┌─ Given records

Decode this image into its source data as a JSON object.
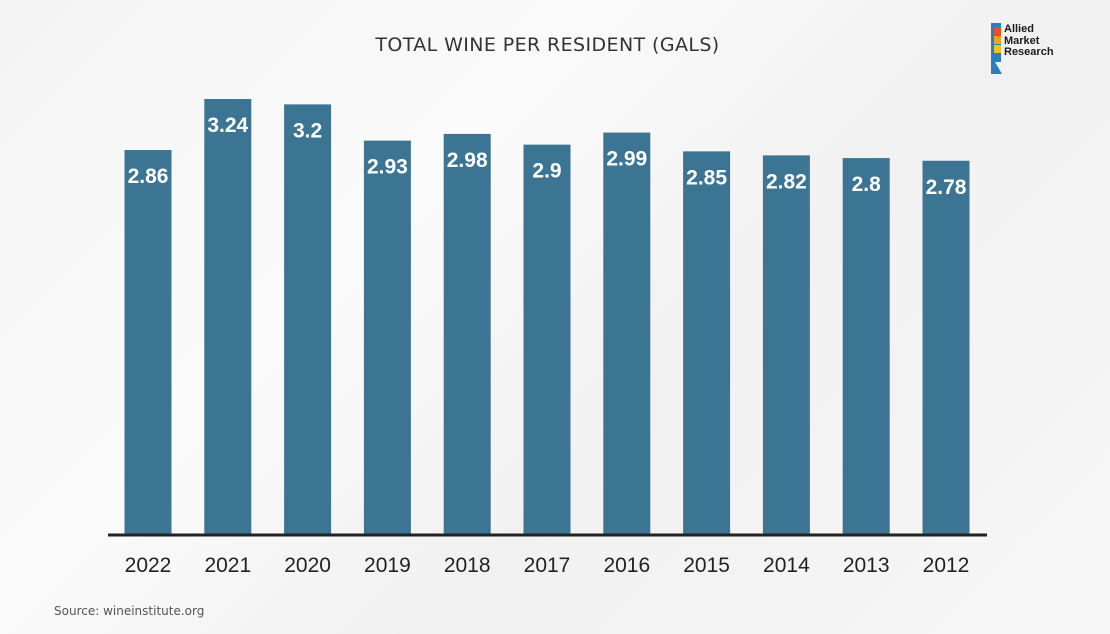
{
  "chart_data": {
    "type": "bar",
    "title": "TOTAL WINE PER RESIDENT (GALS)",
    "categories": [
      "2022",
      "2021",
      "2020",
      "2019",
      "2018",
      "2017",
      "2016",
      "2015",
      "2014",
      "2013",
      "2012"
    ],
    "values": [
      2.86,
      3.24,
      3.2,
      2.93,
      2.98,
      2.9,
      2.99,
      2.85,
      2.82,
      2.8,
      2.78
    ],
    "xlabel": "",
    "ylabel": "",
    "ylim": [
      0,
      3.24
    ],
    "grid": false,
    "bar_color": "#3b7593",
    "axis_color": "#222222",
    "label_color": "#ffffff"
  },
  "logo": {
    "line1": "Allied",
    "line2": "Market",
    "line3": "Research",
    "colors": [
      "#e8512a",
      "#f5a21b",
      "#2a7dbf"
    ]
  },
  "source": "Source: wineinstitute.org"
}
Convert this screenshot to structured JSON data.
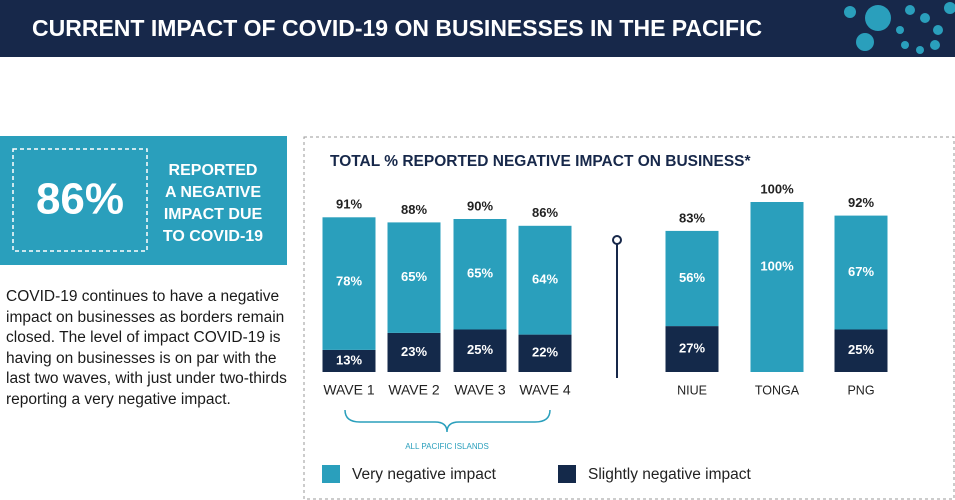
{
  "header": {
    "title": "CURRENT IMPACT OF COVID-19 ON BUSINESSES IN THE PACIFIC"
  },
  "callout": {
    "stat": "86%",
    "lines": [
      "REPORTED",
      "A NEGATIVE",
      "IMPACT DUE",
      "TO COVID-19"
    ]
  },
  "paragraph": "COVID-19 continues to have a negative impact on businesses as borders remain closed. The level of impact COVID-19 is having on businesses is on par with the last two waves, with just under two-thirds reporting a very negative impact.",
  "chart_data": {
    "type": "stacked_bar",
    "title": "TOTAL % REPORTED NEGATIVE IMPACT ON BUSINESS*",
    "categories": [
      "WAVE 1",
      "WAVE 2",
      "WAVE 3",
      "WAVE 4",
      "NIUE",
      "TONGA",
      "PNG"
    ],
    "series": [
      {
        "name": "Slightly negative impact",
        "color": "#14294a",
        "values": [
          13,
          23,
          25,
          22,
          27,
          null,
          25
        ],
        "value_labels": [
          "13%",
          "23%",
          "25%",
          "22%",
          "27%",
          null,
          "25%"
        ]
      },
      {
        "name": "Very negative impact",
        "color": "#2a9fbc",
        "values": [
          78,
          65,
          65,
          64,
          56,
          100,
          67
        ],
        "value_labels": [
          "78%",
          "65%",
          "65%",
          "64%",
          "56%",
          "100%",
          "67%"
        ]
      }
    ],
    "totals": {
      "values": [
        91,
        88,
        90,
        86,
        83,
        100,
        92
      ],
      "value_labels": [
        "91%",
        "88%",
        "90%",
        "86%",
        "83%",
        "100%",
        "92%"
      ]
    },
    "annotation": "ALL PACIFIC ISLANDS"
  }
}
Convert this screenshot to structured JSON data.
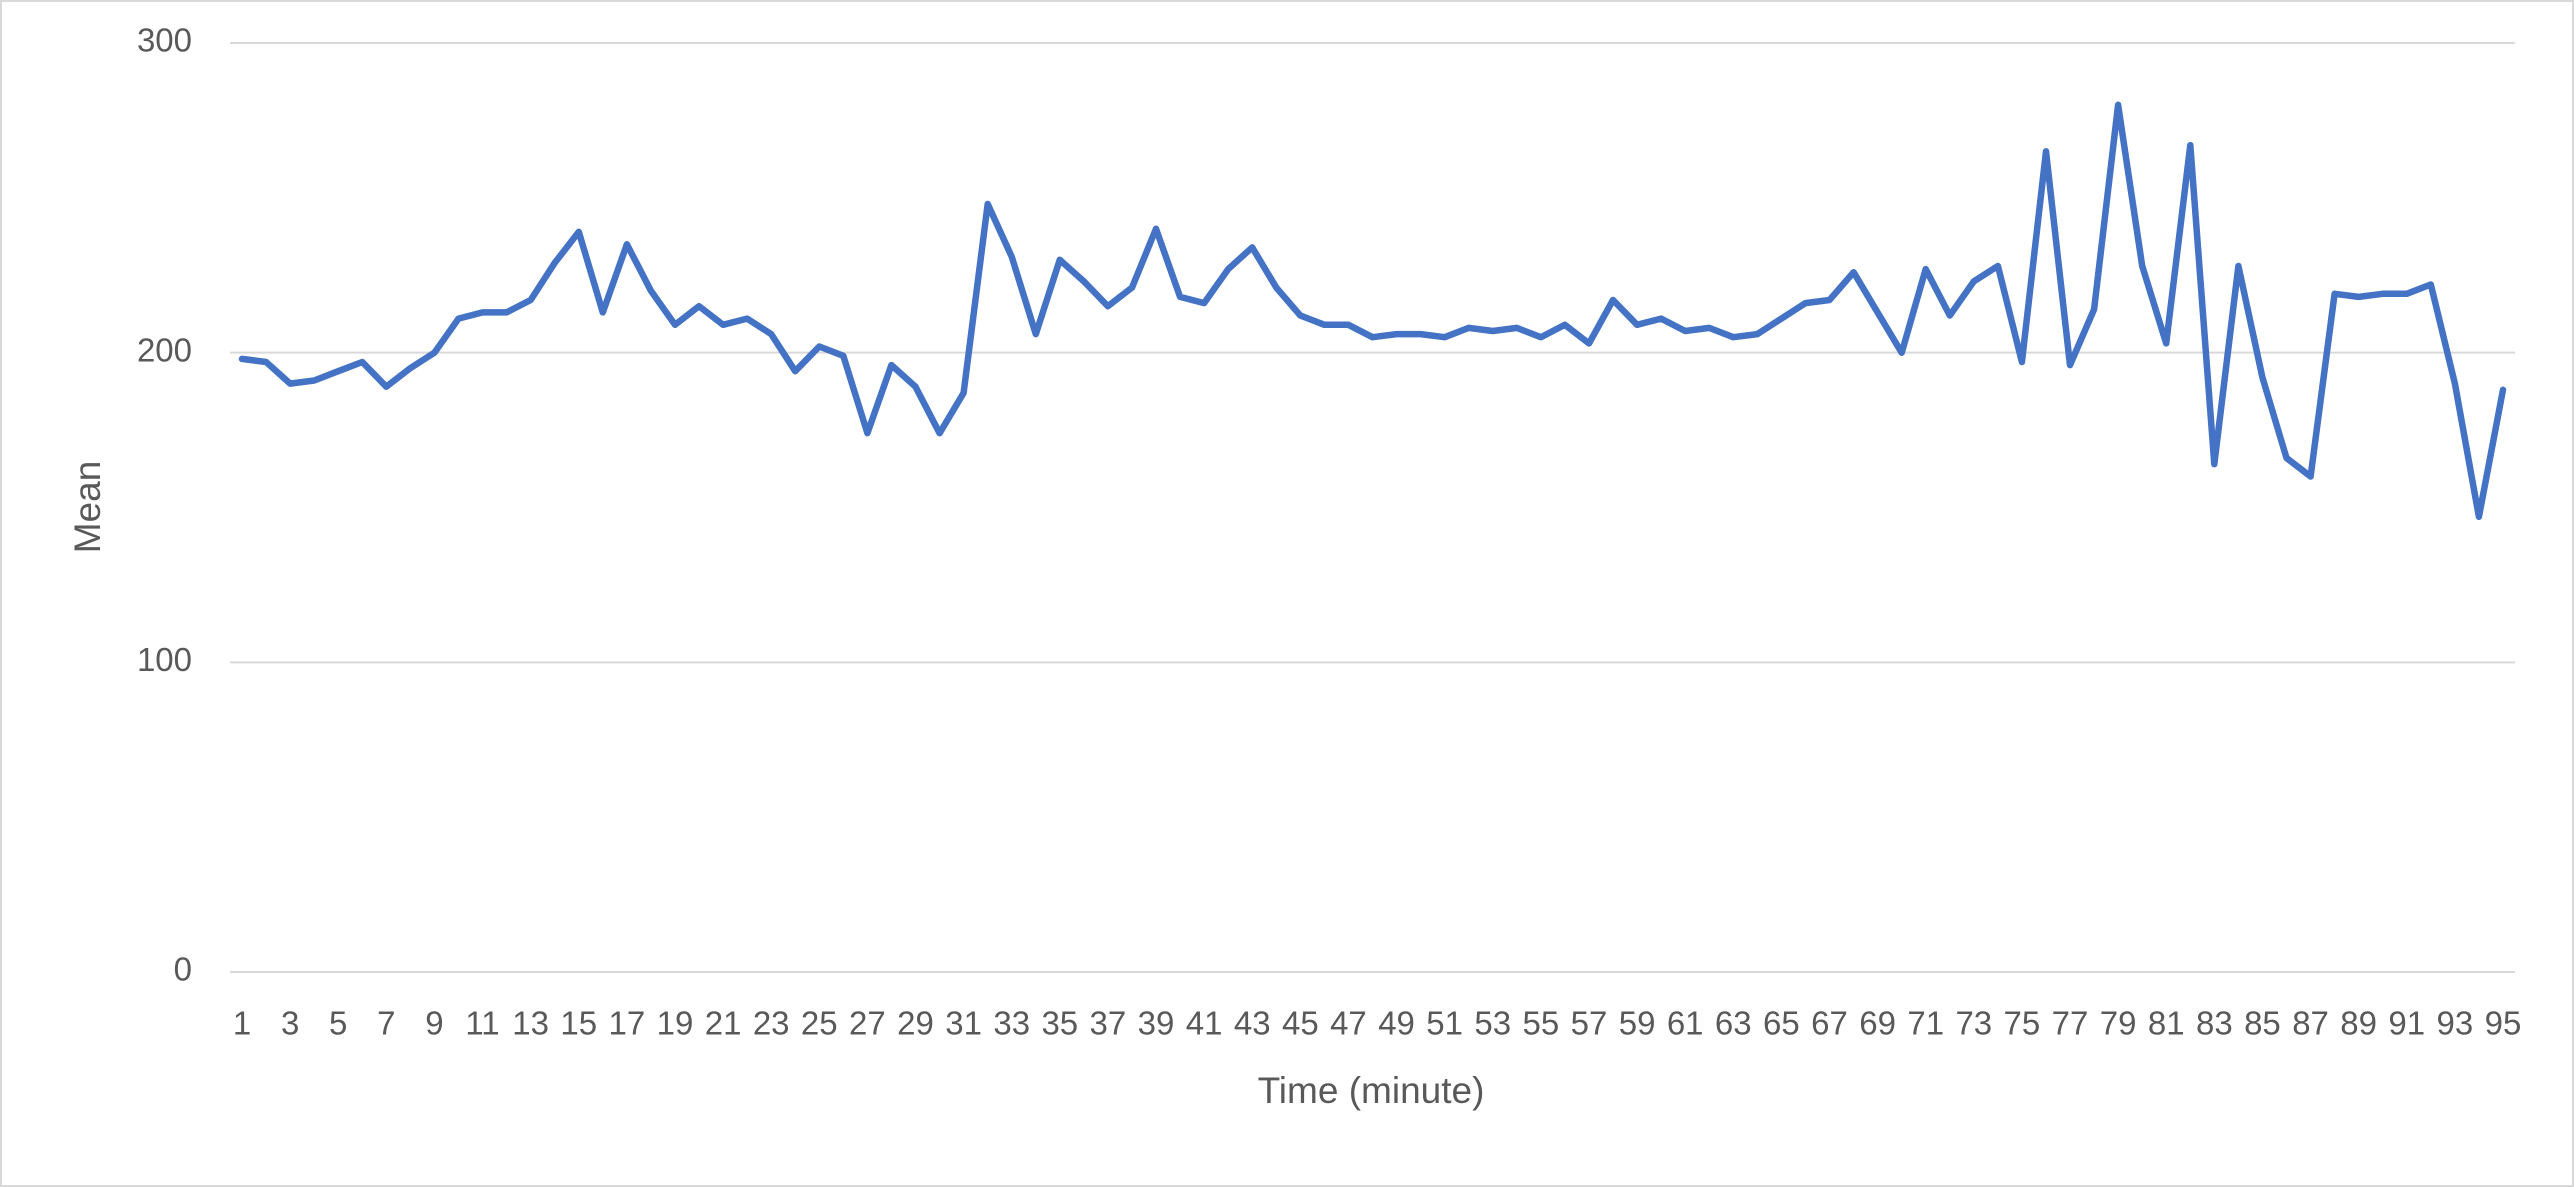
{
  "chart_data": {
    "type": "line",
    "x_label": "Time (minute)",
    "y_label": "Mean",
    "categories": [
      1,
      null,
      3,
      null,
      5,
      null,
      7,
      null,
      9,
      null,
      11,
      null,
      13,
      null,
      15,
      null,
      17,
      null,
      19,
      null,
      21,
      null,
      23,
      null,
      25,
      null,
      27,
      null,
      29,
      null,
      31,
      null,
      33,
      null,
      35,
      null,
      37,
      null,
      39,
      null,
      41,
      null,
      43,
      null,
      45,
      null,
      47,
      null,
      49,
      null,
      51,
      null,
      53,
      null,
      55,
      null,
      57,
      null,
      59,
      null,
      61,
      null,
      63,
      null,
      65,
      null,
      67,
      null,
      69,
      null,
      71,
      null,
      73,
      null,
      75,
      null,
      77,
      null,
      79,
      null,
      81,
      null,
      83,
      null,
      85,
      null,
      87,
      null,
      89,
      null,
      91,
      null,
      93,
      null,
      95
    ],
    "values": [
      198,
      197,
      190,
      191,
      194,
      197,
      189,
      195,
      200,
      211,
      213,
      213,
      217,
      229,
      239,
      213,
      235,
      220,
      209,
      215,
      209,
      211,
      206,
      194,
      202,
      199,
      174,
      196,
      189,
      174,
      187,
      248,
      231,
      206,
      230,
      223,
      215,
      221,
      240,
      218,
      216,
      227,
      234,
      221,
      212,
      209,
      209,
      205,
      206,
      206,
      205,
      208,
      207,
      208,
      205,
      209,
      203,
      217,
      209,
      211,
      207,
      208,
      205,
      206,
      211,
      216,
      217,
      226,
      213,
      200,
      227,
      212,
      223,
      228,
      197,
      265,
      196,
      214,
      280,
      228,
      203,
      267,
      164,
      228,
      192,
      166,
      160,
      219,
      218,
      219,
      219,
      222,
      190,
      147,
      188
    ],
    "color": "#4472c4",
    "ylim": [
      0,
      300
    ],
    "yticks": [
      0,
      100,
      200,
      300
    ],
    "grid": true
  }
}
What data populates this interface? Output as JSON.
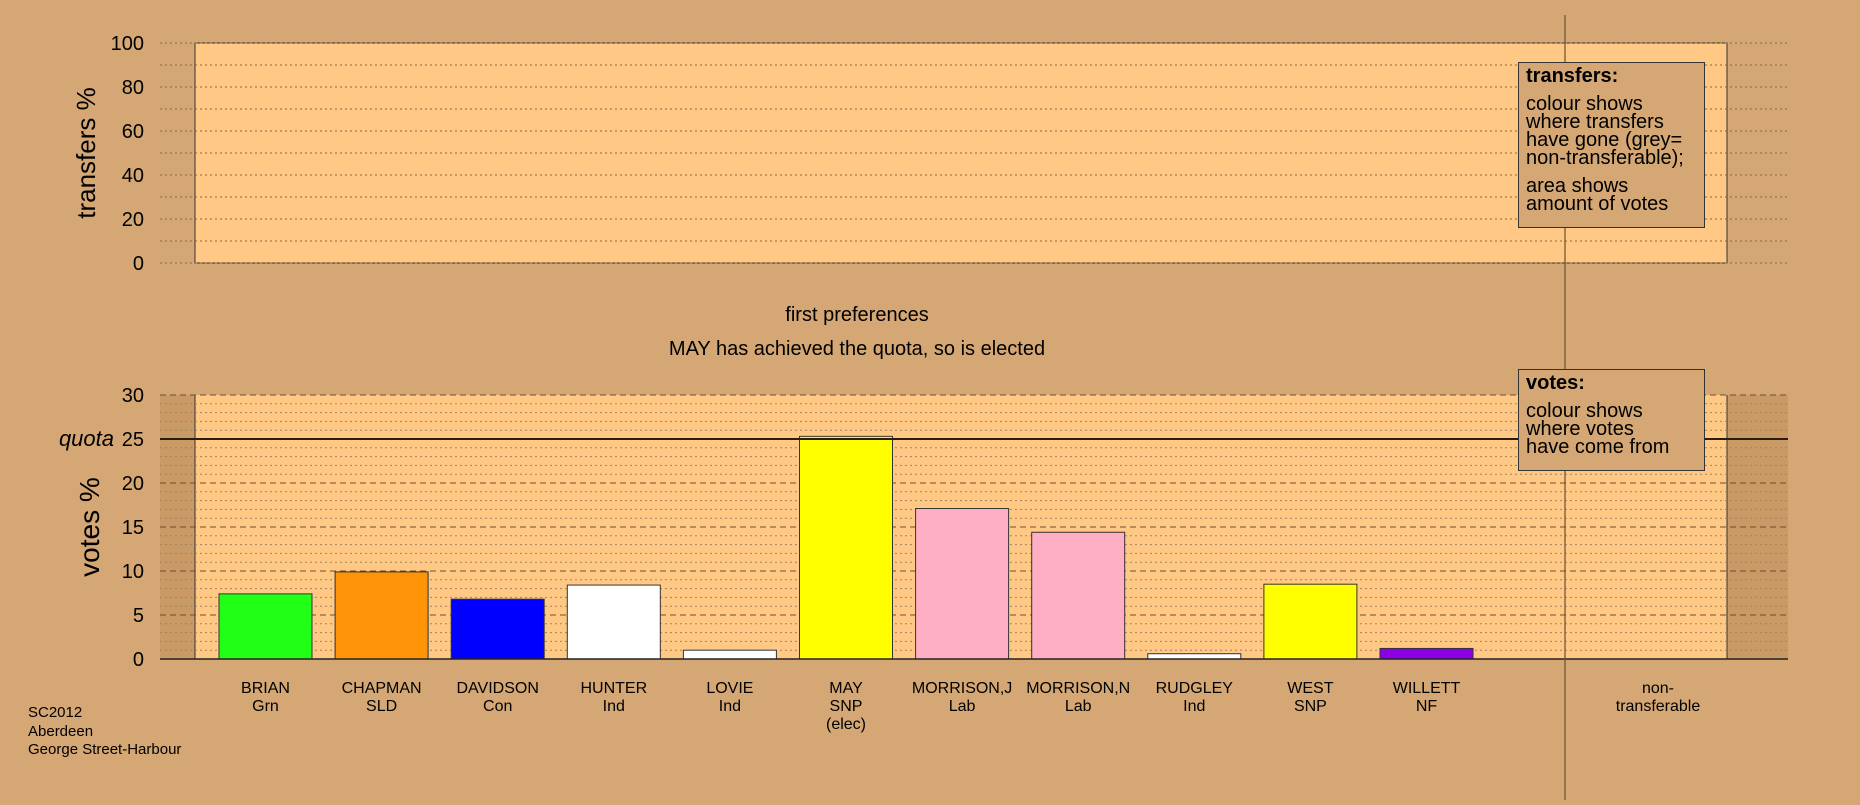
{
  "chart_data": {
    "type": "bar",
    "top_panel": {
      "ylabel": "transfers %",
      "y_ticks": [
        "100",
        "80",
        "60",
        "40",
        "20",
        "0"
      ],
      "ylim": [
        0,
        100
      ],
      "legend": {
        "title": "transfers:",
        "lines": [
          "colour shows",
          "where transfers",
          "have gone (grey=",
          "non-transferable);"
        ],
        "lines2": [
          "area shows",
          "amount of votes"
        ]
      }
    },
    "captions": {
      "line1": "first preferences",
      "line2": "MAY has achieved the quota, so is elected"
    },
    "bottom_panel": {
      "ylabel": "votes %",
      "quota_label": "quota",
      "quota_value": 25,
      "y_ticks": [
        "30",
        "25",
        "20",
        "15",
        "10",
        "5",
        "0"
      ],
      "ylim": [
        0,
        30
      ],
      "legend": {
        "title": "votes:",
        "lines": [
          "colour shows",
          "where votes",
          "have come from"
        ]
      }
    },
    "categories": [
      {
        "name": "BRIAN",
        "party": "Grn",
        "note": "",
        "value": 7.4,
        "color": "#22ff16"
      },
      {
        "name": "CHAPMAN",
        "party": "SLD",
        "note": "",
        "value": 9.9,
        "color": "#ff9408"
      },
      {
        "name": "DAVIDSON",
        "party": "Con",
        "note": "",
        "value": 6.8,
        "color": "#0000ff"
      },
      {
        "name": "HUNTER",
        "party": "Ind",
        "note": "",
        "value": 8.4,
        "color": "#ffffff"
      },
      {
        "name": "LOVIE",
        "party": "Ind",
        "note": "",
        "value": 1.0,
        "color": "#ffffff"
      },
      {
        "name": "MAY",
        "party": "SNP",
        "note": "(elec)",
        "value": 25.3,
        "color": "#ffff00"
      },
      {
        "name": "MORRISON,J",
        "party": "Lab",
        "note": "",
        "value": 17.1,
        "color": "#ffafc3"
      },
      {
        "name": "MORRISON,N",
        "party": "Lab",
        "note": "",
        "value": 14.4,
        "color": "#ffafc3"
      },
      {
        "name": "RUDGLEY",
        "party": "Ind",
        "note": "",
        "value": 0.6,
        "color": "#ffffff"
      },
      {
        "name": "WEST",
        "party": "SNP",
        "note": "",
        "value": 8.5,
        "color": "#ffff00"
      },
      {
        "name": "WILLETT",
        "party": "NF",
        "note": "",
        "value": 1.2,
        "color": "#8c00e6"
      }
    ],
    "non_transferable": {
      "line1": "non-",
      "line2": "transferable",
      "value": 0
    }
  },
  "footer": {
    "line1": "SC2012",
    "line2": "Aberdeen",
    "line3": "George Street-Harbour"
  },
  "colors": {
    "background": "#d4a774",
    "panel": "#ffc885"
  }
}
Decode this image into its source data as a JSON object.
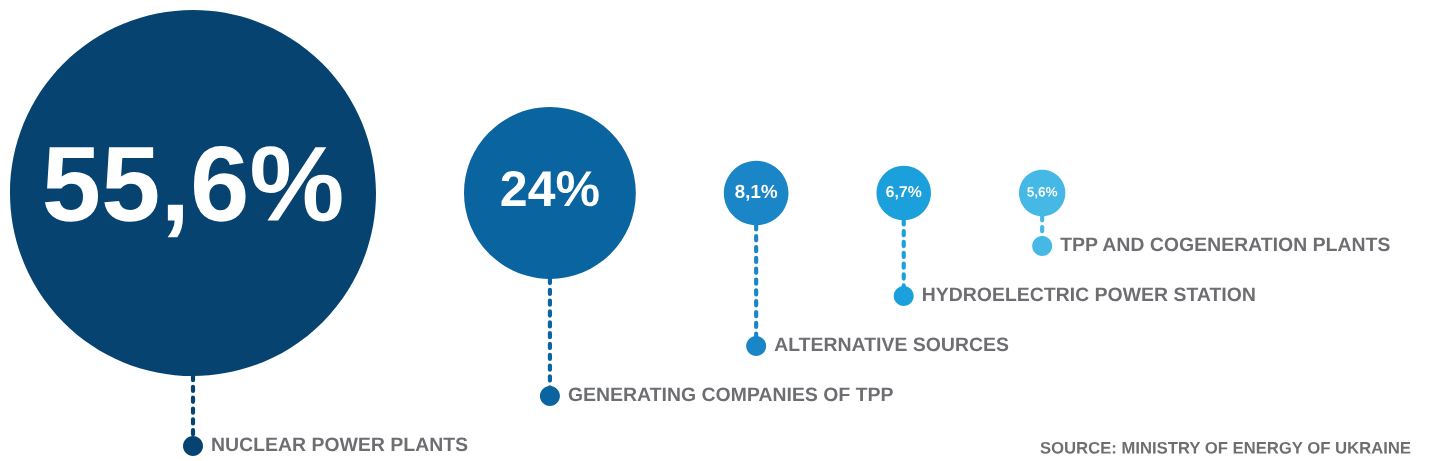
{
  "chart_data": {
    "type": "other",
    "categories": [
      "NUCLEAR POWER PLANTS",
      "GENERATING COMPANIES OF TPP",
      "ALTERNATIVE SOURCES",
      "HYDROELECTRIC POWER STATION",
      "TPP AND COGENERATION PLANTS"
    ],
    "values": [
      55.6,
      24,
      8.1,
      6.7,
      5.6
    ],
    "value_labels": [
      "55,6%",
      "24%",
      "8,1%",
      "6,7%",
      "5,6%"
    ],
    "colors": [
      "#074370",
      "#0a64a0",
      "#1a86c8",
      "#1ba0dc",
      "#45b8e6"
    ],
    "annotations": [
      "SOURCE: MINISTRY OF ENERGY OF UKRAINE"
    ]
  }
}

└─

— Aim —
From the data above, copy out every line with the string "type" in it.

— Completed exercise —
    "type": "bar",
    "type": "stacked_bar",
    "type": "line",
    "type": "bar",
    "type": "other",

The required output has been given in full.